(Direction) Do not copy the pictures; transcribe all other material exactly.

===============

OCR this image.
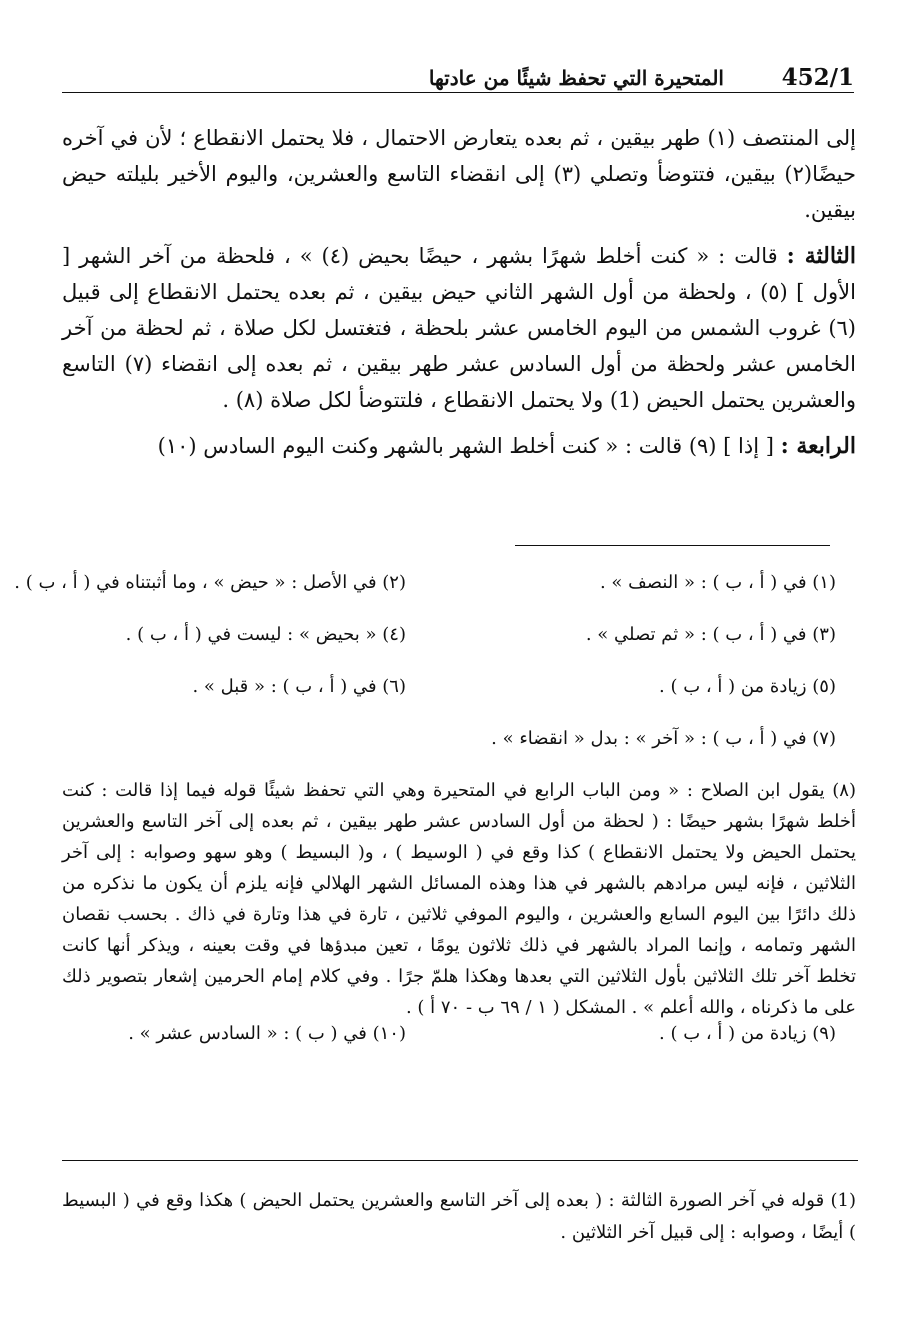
452/1
المتحيرة التي تحفظ شيئًا من عادتها

إلى المنتصف (١) طهر بيقين ، ثم بعده يتعارض الاحتمال ، فلا يحتمل الانقطاع ؛ لأن في آخره حيضًا(٢) بيقين، فتتوضأ وتصلي (٣) إلى انقضاء التاسع والعشرين، واليوم الأخير بليلته حيض بيقين.

الثالثة : قالت : « كنت أخلط شهرًا بشهر ، حيضًا بحيض (٤) » ، فلحظة من آخر الشهر [ الأول ] (٥) ، ولحظة من أول الشهر الثاني حيض بيقين ، ثم بعده يحتمل الانقطاع إلى قبيل (٦) غروب الشمس من اليوم الخامس عشر بلحظة ، فتغتسل لكل صلاة ، ثم لحظة من آخر الخامس عشر ولحظة من أول السادس عشر طهر بيقين ، ثم بعده إلى انقضاء (٧) التاسع والعشرين يحتمل الحيض (1) ولا يحتمل الانقطاع ، فلتتوضأ لكل صلاة (٨) .

الرابعة : [ إذا ] (٩) قالت : « كنت أخلط الشهر بالشهر وكنت اليوم السادس (١٠)

(١) في ( أ ، ب ) : « النصف » .
(٢) في الأصل : « حيض » ، وما أثبتناه في ( أ ، ب ) .
(٣) في ( أ ، ب ) : « ثم تصلي » .
(٤) « بحيض » : ليست في ( أ ، ب ) .
(٥) زيادة من ( أ ، ب ) .
(٦) في ( أ ، ب ) : « قبل » .
(٧) في ( أ ، ب ) : « آخر » : بدل « انقضاء » .
(٨) يقول ابن الصلاح : « ومن الباب الرابع في المتحيرة وهي التي تحفظ شيئًا قوله فيما إذا قالت : كنت أخلط شهرًا بشهر حيضًا : ( لحظة من أول السادس عشر طهر بيقين ، ثم بعده إلى آخر التاسع والعشرين يحتمل الحيض ولا يحتمل الانقطاع ) كذا وقع في ( الوسيط ) ، و( البسيط ) وهو سهو وصوابه : إلى آخر الثلاثين ، فإنه ليس مرادهم بالشهر في هذا وهذه المسائل الشهر الهلالي فإنه يلزم أن يكون ما نذكره من ذلك دائرًا بين اليوم السابع والعشرين ، واليوم الموفي ثلاثين ، تارة في هذا وتارة في ذاك . بحسب نقصان الشهر وتمامه ، وإنما المراد بالشهر في ذلك ثلاثون يومًا ، تعين مبدؤها في وقت بعينه ، ويذكر أنها كانت تخلط آخر تلك الثلاثين بأول الثلاثين التي بعدها وهكذا هلمّ جرًا . وفي كلام إمام الحرمين إشعار بتصوير ذلك على ما ذكرناه ، والله أعلم » . المشكل ( ١ / ٦٩ ب - ٧٠ أ ) .
(٩) زيادة من ( أ ، ب ) .
(١٠) في ( ب ) : « السادس عشر » .
(1) قوله في آخر الصورة الثالثة : ( بعده إلى آخر التاسع والعشرين يحتمل الحيض ) هكذا وقع في ( البسيط ) أيضًا ، وصوابه : إلى قبيل آخر الثلاثين .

===============

(Response)
OCR this image.
452/1
المتحيرة التي تحفظ شيئًا من عادتها

إلى المنتصف (١) طهر بيقين ، ثم بعده يتعارض الاحتمال ، فلا يحتمل الانقطاع ؛ لأن في آخره حيضًا(٢) بيقين، فتتوضأ وتصلي (٣) إلى انقضاء التاسع والعشرين، واليوم الأخير بليلته حيض بيقين.

الثالثة : قالت : « كنت أخلط شهرًا بشهر ، حيضًا بحيض (٤) » ، فلحظة من آخر الشهر [ الأول ] (٥) ، ولحظة من أول الشهر الثاني حيض بيقين ، ثم بعده يحتمل الانقطاع إلى قبيل (٦) غروب الشمس من اليوم الخامس عشر بلحظة ، فتغتسل لكل صلاة ، ثم لحظة من آخر الخامس عشر ولحظة من أول السادس عشر طهر بيقين ، ثم بعده إلى انقضاء (٧) التاسع والعشرين يحتمل الحيض (1) ولا يحتمل الانقطاع ، فلتتوضأ لكل صلاة (٨) .

الرابعة : [ إذا ] (٩) قالت : « كنت أخلط الشهر بالشهر وكنت اليوم السادس (١٠)

(١) في ( أ ، ب ) : « النصف » .
(٢) في الأصل : « حيض » ، وما أثبتناه في ( أ ، ب ) .
(٣) في ( أ ، ب ) : « ثم تصلي » .
(٤) « بحيض » : ليست في ( أ ، ب ) .
(٥) زيادة من ( أ ، ب ) .
(٦) في ( أ ، ب ) : « قبل » .
(٧) في ( أ ، ب ) : « آخر » : بدل « انقضاء » .
(٨) يقول ابن الصلاح : « ومن الباب الرابع في المتحيرة وهي التي تحفظ شيئًا قوله فيما إذا قالت : كنت أخلط شهرًا بشهر حيضًا : ( لحظة من أول السادس عشر طهر بيقين ، ثم بعده إلى آخر التاسع والعشرين يحتمل الحيض ولا يحتمل الانقطاع ) كذا وقع في ( الوسيط ) ، و( البسيط ) وهو سهو وصوابه : إلى آخر الثلاثين ، فإنه ليس مرادهم بالشهر في هذا وهذه المسائل الشهر الهلالي فإنه يلزم أن يكون ما نذكره من ذلك دائرًا بين اليوم السابع والعشرين ، واليوم الموفي ثلاثين ، تارة في هذا وتارة في ذاك . بحسب نقصان الشهر وتمامه ، وإنما المراد بالشهر في ذلك ثلاثون يومًا ، تعين مبدؤها في وقت بعينه ، ويذكر أنها كانت تخلط آخر تلك الثلاثين بأول الثلاثين التي بعدها وهكذا هلمّ جرًا . وفي كلام إمام الحرمين إشعار بتصوير ذلك على ما ذكرناه ، والله أعلم » . المشكل ( ١ / ٦٩ ب - ٧٠ أ ) .
(٩) زيادة من ( أ ، ب ) .
(١٠) في ( ب ) : « السادس عشر » .
(1) قوله في آخر الصورة الثالثة : ( بعده إلى آخر التاسع والعشرين يحتمل الحيض ) هكذا وقع في ( البسيط ) أيضًا ، وصوابه : إلى قبيل آخر الثلاثين .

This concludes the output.